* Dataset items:
▼
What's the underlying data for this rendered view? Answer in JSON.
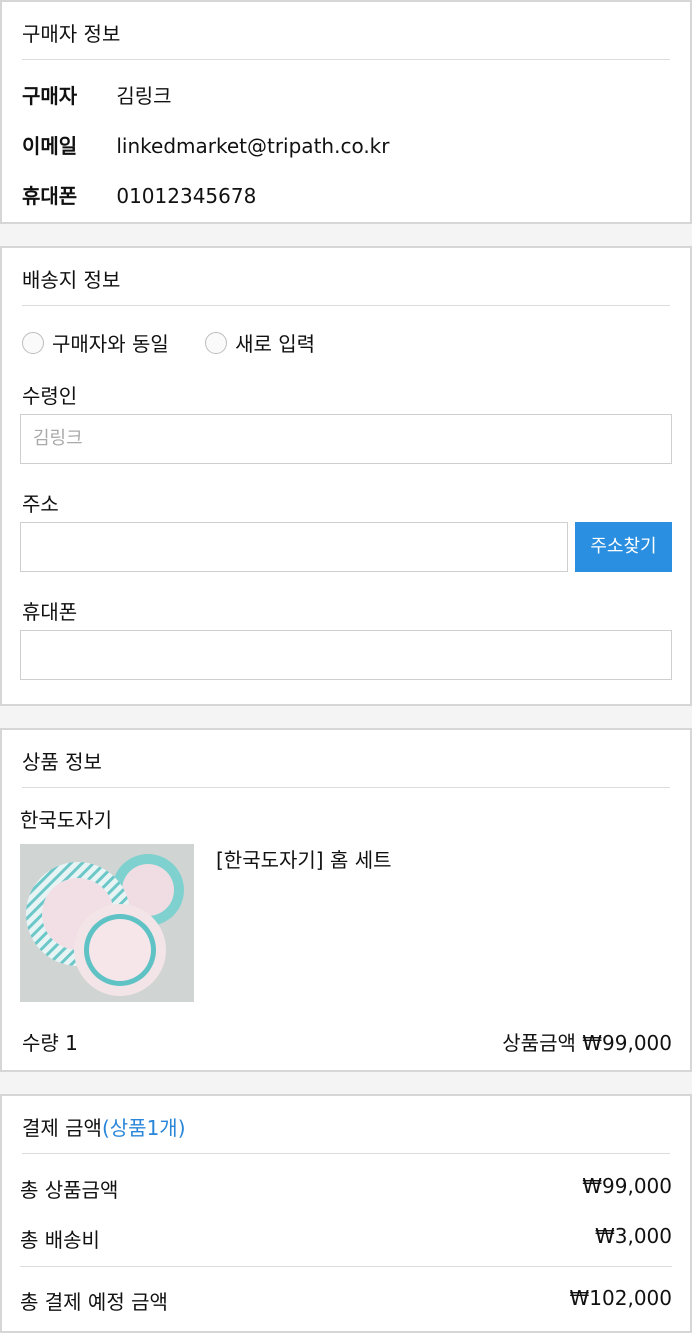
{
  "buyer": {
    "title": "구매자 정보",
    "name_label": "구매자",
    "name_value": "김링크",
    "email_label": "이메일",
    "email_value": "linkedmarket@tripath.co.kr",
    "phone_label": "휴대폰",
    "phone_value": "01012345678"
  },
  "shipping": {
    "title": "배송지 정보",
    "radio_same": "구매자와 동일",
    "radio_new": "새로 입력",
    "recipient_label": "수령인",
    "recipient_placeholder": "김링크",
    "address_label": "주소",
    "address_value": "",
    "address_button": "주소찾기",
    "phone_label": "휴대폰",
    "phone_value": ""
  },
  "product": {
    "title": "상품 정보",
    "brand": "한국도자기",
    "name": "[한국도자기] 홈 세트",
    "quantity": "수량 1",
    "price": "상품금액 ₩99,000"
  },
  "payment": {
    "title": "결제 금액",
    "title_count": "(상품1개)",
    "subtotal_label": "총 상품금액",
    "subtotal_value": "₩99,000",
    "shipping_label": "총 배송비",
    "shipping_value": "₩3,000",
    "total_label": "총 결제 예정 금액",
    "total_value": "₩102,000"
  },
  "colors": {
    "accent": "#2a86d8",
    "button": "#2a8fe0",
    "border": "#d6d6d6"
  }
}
▲
Print out the whole of the material word for word, without pictures.

* TASK OUTPUT:
What's the underlying data for this rendered view? Answer in JSON.
{
  "buyer": {
    "title": "구매자 정보",
    "name_label": "구매자",
    "name_value": "김링크",
    "email_label": "이메일",
    "email_value": "linkedmarket@tripath.co.kr",
    "phone_label": "휴대폰",
    "phone_value": "01012345678"
  },
  "shipping": {
    "title": "배송지 정보",
    "radio_same": "구매자와 동일",
    "radio_new": "새로 입력",
    "recipient_label": "수령인",
    "recipient_placeholder": "김링크",
    "address_label": "주소",
    "address_value": "",
    "address_button": "주소찾기",
    "phone_label": "휴대폰",
    "phone_value": ""
  },
  "product": {
    "title": "상품 정보",
    "brand": "한국도자기",
    "name": "[한국도자기] 홈 세트",
    "quantity": "수량 1",
    "price": "상품금액 ₩99,000"
  },
  "payment": {
    "title": "결제 금액",
    "title_count": "(상품1개)",
    "subtotal_label": "총 상품금액",
    "subtotal_value": "₩99,000",
    "shipping_label": "총 배송비",
    "shipping_value": "₩3,000",
    "total_label": "총 결제 예정 금액",
    "total_value": "₩102,000"
  },
  "colors": {
    "accent": "#2a86d8",
    "button": "#2a8fe0",
    "border": "#d6d6d6"
  }
}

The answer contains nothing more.